***** Exercise input

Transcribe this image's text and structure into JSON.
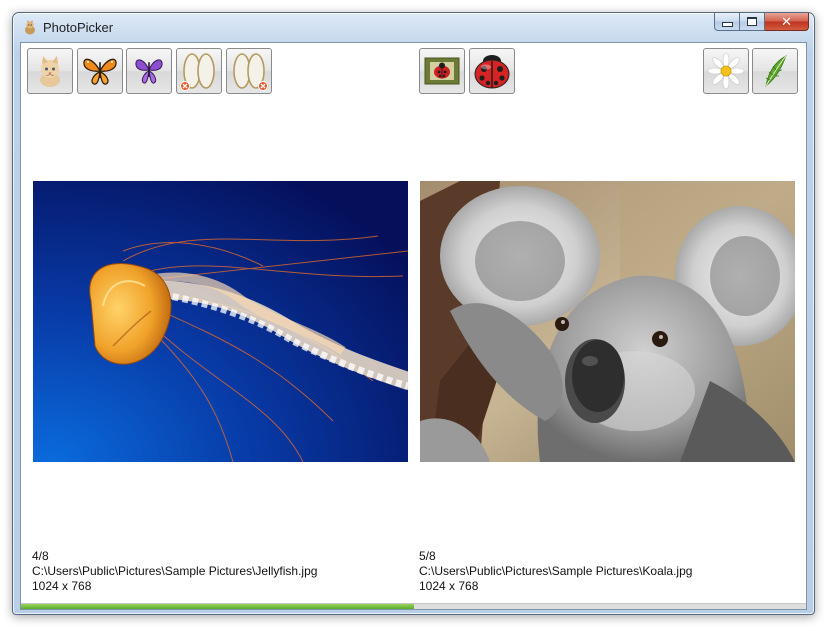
{
  "window": {
    "title": "PhotoPicker",
    "close_glyph": "✕"
  },
  "toolbar": {
    "left_buttons": [
      {
        "icon": "kitten-icon"
      },
      {
        "icon": "butterfly-orange-icon"
      },
      {
        "icon": "butterfly-purple-icon"
      },
      {
        "icon": "frame-remove-icon"
      },
      {
        "icon": "frame-remove-icon"
      }
    ],
    "center_buttons": [
      {
        "icon": "ladybug-frame-icon"
      },
      {
        "icon": "ladybug-icon"
      }
    ],
    "right_buttons": [
      {
        "icon": "daisy-icon"
      },
      {
        "icon": "feather-icon"
      }
    ]
  },
  "photos": [
    {
      "index": "4/8",
      "path": "C:\\Users\\Public\\Pictures\\Sample Pictures\\Jellyfish.jpg",
      "dimensions": "1024 x 768"
    },
    {
      "index": "5/8",
      "path": "C:\\Users\\Public\\Pictures\\Sample Pictures\\Koala.jpg",
      "dimensions": "1024 x 768"
    }
  ],
  "progress": {
    "fraction": 0.5,
    "color": "#6cbb35"
  }
}
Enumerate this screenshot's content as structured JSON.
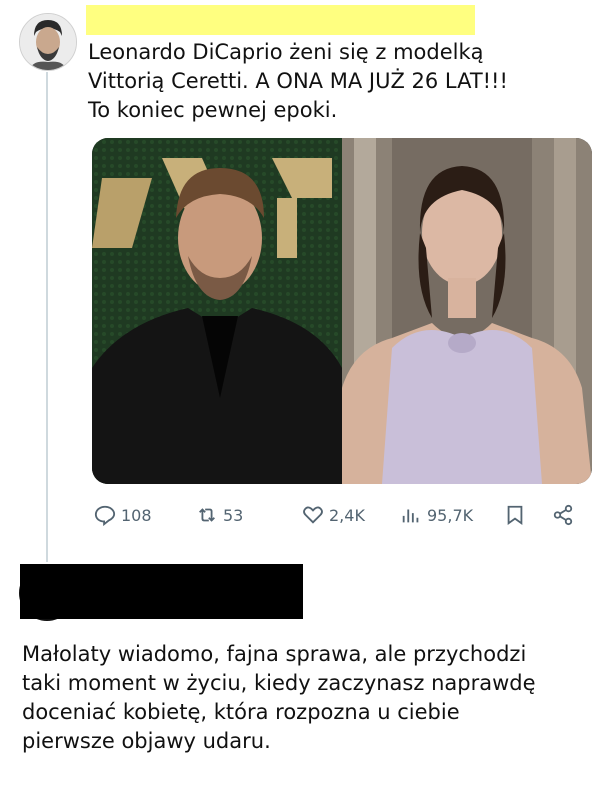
{
  "tweet": {
    "text": "Leonardo DiCaprio żeni się z modelką\nVittorią Ceretti. A ONA MA JUŻ 26 LAT!!!\nTo koniec pewnej epoki."
  },
  "actions": {
    "replies": "108",
    "reposts": "53",
    "likes": "2,4K",
    "views": "95,7K"
  },
  "reply": {
    "text": "Małolaty wiadomo, fajna sprawa, ale przychodzi\ntaki moment w życiu, kiedy zaczynasz naprawdę\ndoceniać kobietę, która rozpozna u ciebie\npierwsze objawy udaru."
  },
  "colors": {
    "highlight": "#ffff80",
    "icon": "#536471",
    "redaction": "#000000"
  }
}
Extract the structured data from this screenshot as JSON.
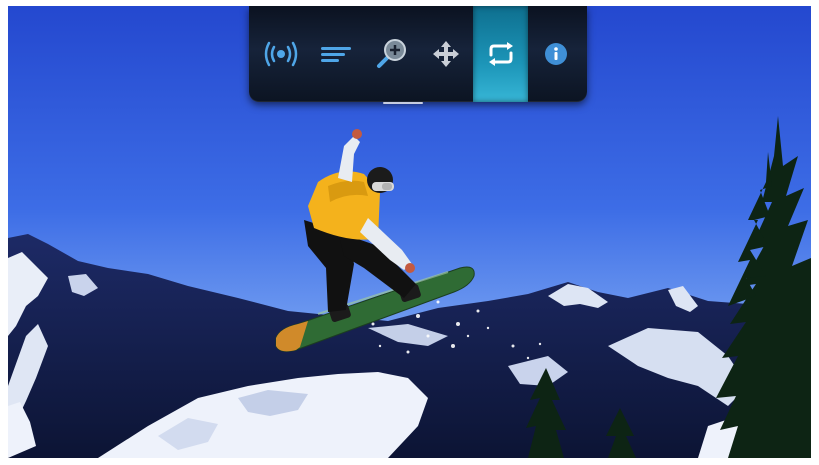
{
  "toolbar": {
    "buttons": [
      {
        "id": "stream",
        "icon": "wireless-stream-icon",
        "active": false
      },
      {
        "id": "menu",
        "icon": "menu-lines-icon",
        "active": false
      },
      {
        "id": "zoom",
        "icon": "zoom-in-icon",
        "active": false
      },
      {
        "id": "pan",
        "icon": "pan-move-icon",
        "active": false
      },
      {
        "id": "repeat",
        "icon": "repeat-icon",
        "active": true
      },
      {
        "id": "info",
        "icon": "info-icon",
        "active": false
      }
    ],
    "accent_color": "#1c95b8",
    "icon_color": "#4fa6e8"
  },
  "photo": {
    "subject": "snowboarder-jump",
    "sky_color": "#3a6ae4",
    "jacket_color": "#f4b21c",
    "board_color": "#3a7a3a"
  }
}
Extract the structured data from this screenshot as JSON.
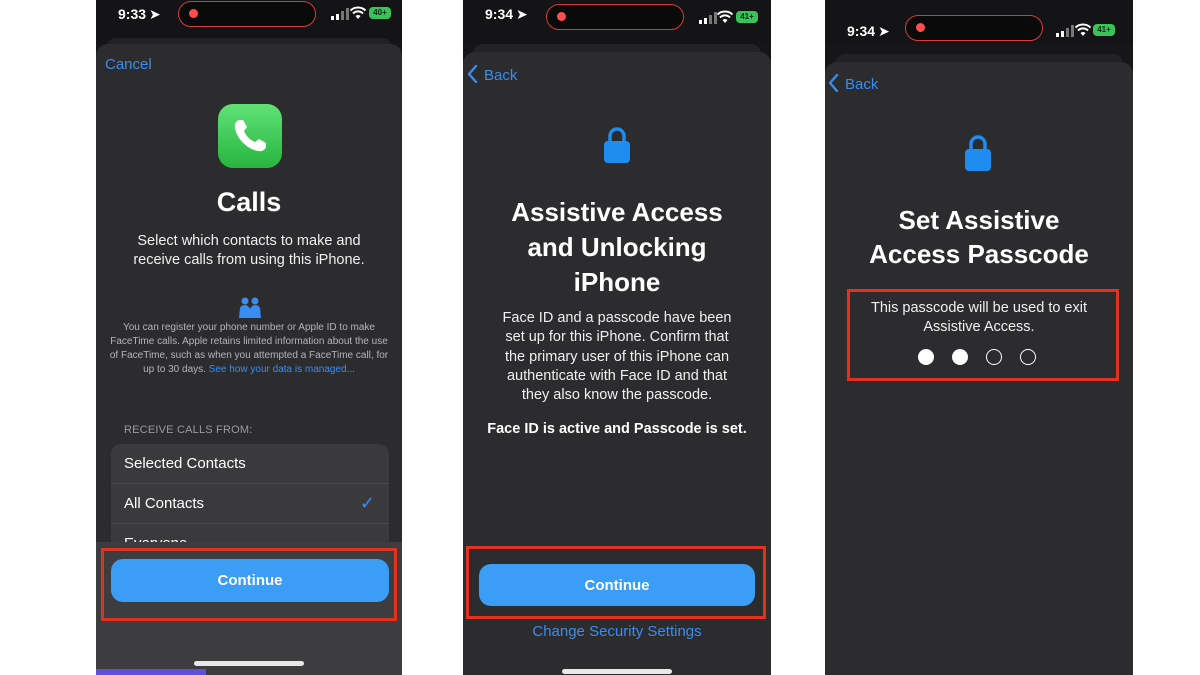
{
  "screens": [
    {
      "status": {
        "time": "9:33",
        "battery": "40+"
      },
      "nav": {
        "cancel_label": "Cancel"
      },
      "icon": "phone-app-icon",
      "title": "Calls",
      "description": "Select which contacts to make and receive calls from using this iPhone.",
      "privacy_icon": "people-handshake-icon",
      "privacy_text": "You can register your phone number or Apple ID to make FaceTime calls. Apple retains limited information about the use of FaceTime, such as when you attempted a FaceTime call, for up to 30 days.",
      "privacy_link": "See how your data is managed...",
      "section_header": "RECEIVE CALLS FROM:",
      "options": [
        {
          "label": "Selected Contacts",
          "selected": false
        },
        {
          "label": "All Contacts",
          "selected": true
        },
        {
          "label": "Everyone",
          "selected": false
        }
      ],
      "continue_label": "Continue"
    },
    {
      "status": {
        "time": "9:34",
        "battery": "41+"
      },
      "nav": {
        "back_label": "Back"
      },
      "icon": "lock-icon",
      "title": "Assistive Access and Unlocking iPhone",
      "description": "Face ID and a passcode have been set up for this iPhone. Confirm that the primary user of this iPhone can authenticate with Face ID and that they also know the passcode.",
      "status_line": "Face ID is active and Passcode is set.",
      "continue_label": "Continue",
      "secondary_link": "Change Security Settings"
    },
    {
      "status": {
        "time": "9:34",
        "battery": "41+"
      },
      "nav": {
        "back_label": "Back"
      },
      "icon": "lock-icon",
      "title": "Set Assistive Access Passcode",
      "description": "This passcode will be used to exit Assistive Access.",
      "passcode": {
        "entered": 2,
        "length": 4
      }
    }
  ],
  "colors": {
    "accent": "#3b8cf0",
    "button": "#3b9df5",
    "highlight": "#e3301f",
    "sheet": "#2c2c2e",
    "app_green": "#34c759"
  }
}
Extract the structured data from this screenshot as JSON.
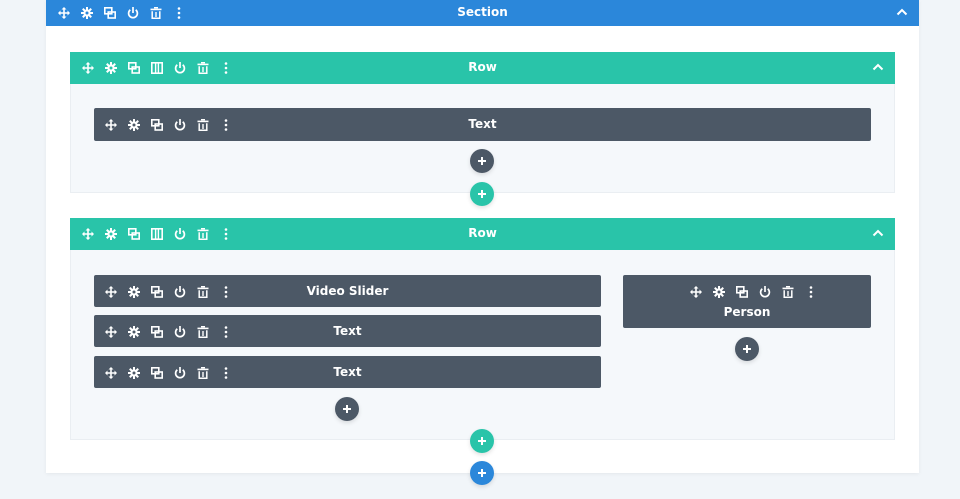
{
  "section": {
    "title": "Section",
    "color": "#2b87da",
    "toolbar": [
      "move-icon",
      "gear-icon",
      "duplicate-icon",
      "power-icon",
      "trash-icon",
      "more-icon"
    ]
  },
  "rows": [
    {
      "title": "Row",
      "color": "#29c4a9",
      "toolbar": [
        "move-icon",
        "gear-icon",
        "duplicate-icon",
        "columns-icon",
        "power-icon",
        "trash-icon",
        "more-icon"
      ],
      "columns": [
        {
          "modules": [
            {
              "title": "Text"
            }
          ]
        }
      ]
    },
    {
      "title": "Row",
      "color": "#29c4a9",
      "toolbar": [
        "move-icon",
        "gear-icon",
        "duplicate-icon",
        "columns-icon",
        "power-icon",
        "trash-icon",
        "more-icon"
      ],
      "columns": [
        {
          "modules": [
            {
              "title": "Video Slider"
            },
            {
              "title": "Text"
            },
            {
              "title": "Text"
            }
          ]
        },
        {
          "modules": [
            {
              "title": "Person"
            }
          ]
        }
      ]
    }
  ],
  "module_toolbar": [
    "move-icon",
    "gear-icon",
    "duplicate-icon",
    "power-icon",
    "trash-icon",
    "more-icon"
  ],
  "colors": {
    "module": "#4c5866",
    "add_module": "#4c5866",
    "add_row": "#29c4a9",
    "add_section": "#2b87da"
  }
}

**********

◆ Problem to solve ◆
The records above are to be reproduced exactly; the pictures are to be left out.

◆ The response ◆
Transcribe this image's text and structure into JSON.
{
  "window": {
    "title": "PhotoPicker",
    "close_glyph": "✕"
  },
  "toolbar": {
    "left_buttons": [
      {
        "icon": "kitten-icon"
      },
      {
        "icon": "butterfly-orange-icon"
      },
      {
        "icon": "butterfly-purple-icon"
      },
      {
        "icon": "frame-remove-icon"
      },
      {
        "icon": "frame-remove-icon"
      }
    ],
    "center_buttons": [
      {
        "icon": "ladybug-frame-icon"
      },
      {
        "icon": "ladybug-icon"
      }
    ],
    "right_buttons": [
      {
        "icon": "daisy-icon"
      },
      {
        "icon": "feather-icon"
      }
    ]
  },
  "photos": [
    {
      "index": "4/8",
      "path": "C:\\Users\\Public\\Pictures\\Sample Pictures\\Jellyfish.jpg",
      "dimensions": "1024 x 768"
    },
    {
      "index": "5/8",
      "path": "C:\\Users\\Public\\Pictures\\Sample Pictures\\Koala.jpg",
      "dimensions": "1024 x 768"
    }
  ],
  "progress": {
    "fraction": 0.5,
    "color": "#6cbb35"
  }
}
Enumerate this screenshot's content as structured JSON.
{
  "tweet": {
    "text": "Leonardo DiCaprio żeni się z modelką\nVittorią Ceretti. A ONA MA JUŻ 26 LAT!!!\nTo koniec pewnej epoki."
  },
  "actions": {
    "replies": "108",
    "reposts": "53",
    "likes": "2,4K",
    "views": "95,7K"
  },
  "reply": {
    "text": "Małolaty wiadomo, fajna sprawa, ale przychodzi\ntaki moment w życiu, kiedy zaczynasz naprawdę\ndoceniać kobietę, która rozpozna u ciebie\npierwsze objawy udaru."
  },
  "colors": {
    "highlight": "#ffff80",
    "icon": "#536471",
    "redaction": "#000000"
  }
}
Extract the structured data from this screenshot as JSON.
{
  "toolbar": {
    "buttons": [
      {
        "id": "stream",
        "icon": "wireless-stream-icon",
        "active": false
      },
      {
        "id": "menu",
        "icon": "menu-lines-icon",
        "active": false
      },
      {
        "id": "zoom",
        "icon": "zoom-in-icon",
        "active": false
      },
      {
        "id": "pan",
        "icon": "pan-move-icon",
        "active": false
      },
      {
        "id": "repeat",
        "icon": "repeat-icon",
        "active": true
      },
      {
        "id": "info",
        "icon": "info-icon",
        "active": false
      }
    ],
    "accent_color": "#1c95b8",
    "icon_color": "#4fa6e8"
  },
  "photo": {
    "subject": "snowboarder-jump",
    "sky_color": "#3a6ae4",
    "jacket_color": "#f4b21c",
    "board_color": "#3a7a3a"
  }
}
Extract the structured data from this screenshot as JSON.
{
  "screens": [
    {
      "status": {
        "time": "9:33",
        "battery": "40+"
      },
      "nav": {
        "cancel_label": "Cancel"
      },
      "icon": "phone-app-icon",
      "title": "Calls",
      "description": "Select which contacts to make and receive calls from using this iPhone.",
      "privacy_icon": "people-handshake-icon",
      "privacy_text": "You can register your phone number or Apple ID to make FaceTime calls. Apple retains limited information about the use of FaceTime, such as when you attempted a FaceTime call, for up to 30 days.",
      "privacy_link": "See how your data is managed...",
      "section_header": "RECEIVE CALLS FROM:",
      "options": [
        {
          "label": "Selected Contacts",
          "selected": false
        },
        {
          "label": "All Contacts",
          "selected": true
        },
        {
          "label": "Everyone",
          "selected": false
        }
      ],
      "continue_label": "Continue"
    },
    {
      "status": {
        "time": "9:34",
        "battery": "41+"
      },
      "nav": {
        "back_label": "Back"
      },
      "icon": "lock-icon",
      "title": "Assistive Access and Unlocking iPhone",
      "description": "Face ID and a passcode have been set up for this iPhone. Confirm that the primary user of this iPhone can authenticate with Face ID and that they also know the passcode.",
      "status_line": "Face ID is active and Passcode is set.",
      "continue_label": "Continue",
      "secondary_link": "Change Security Settings"
    },
    {
      "status": {
        "time": "9:34",
        "battery": "41+"
      },
      "nav": {
        "back_label": "Back"
      },
      "icon": "lock-icon",
      "title": "Set Assistive Access Passcode",
      "description": "This passcode will be used to exit Assistive Access.",
      "passcode": {
        "entered": 2,
        "length": 4
      }
    }
  ],
  "colors": {
    "accent": "#3b8cf0",
    "button": "#3b9df5",
    "highlight": "#e3301f",
    "sheet": "#2c2c2e",
    "app_green": "#34c759"
  }
}
Extract the structured data from this screenshot as JSON.
{
  "section": {
    "title": "Section",
    "color": "#2b87da",
    "toolbar": [
      "move-icon",
      "gear-icon",
      "duplicate-icon",
      "power-icon",
      "trash-icon",
      "more-icon"
    ]
  },
  "rows": [
    {
      "title": "Row",
      "color": "#29c4a9",
      "toolbar": [
        "move-icon",
        "gear-icon",
        "duplicate-icon",
        "columns-icon",
        "power-icon",
        "trash-icon",
        "more-icon"
      ],
      "columns": [
        {
          "modules": [
            {
              "title": "Text"
            }
          ]
        }
      ]
    },
    {
      "title": "Row",
      "color": "#29c4a9",
      "toolbar": [
        "move-icon",
        "gear-icon",
        "duplicate-icon",
        "columns-icon",
        "power-icon",
        "trash-icon",
        "more-icon"
      ],
      "columns": [
        {
          "modules": [
            {
              "title": "Video Slider"
            },
            {
              "title": "Text"
            },
            {
              "title": "Text"
            }
          ]
        },
        {
          "modules": [
            {
              "title": "Person"
            }
          ]
        }
      ]
    }
  ],
  "module_toolbar": [
    "move-icon",
    "gear-icon",
    "duplicate-icon",
    "power-icon",
    "trash-icon",
    "more-icon"
  ],
  "colors": {
    "module": "#4c5866",
    "add_module": "#4c5866",
    "add_row": "#29c4a9",
    "add_section": "#2b87da"
  }
}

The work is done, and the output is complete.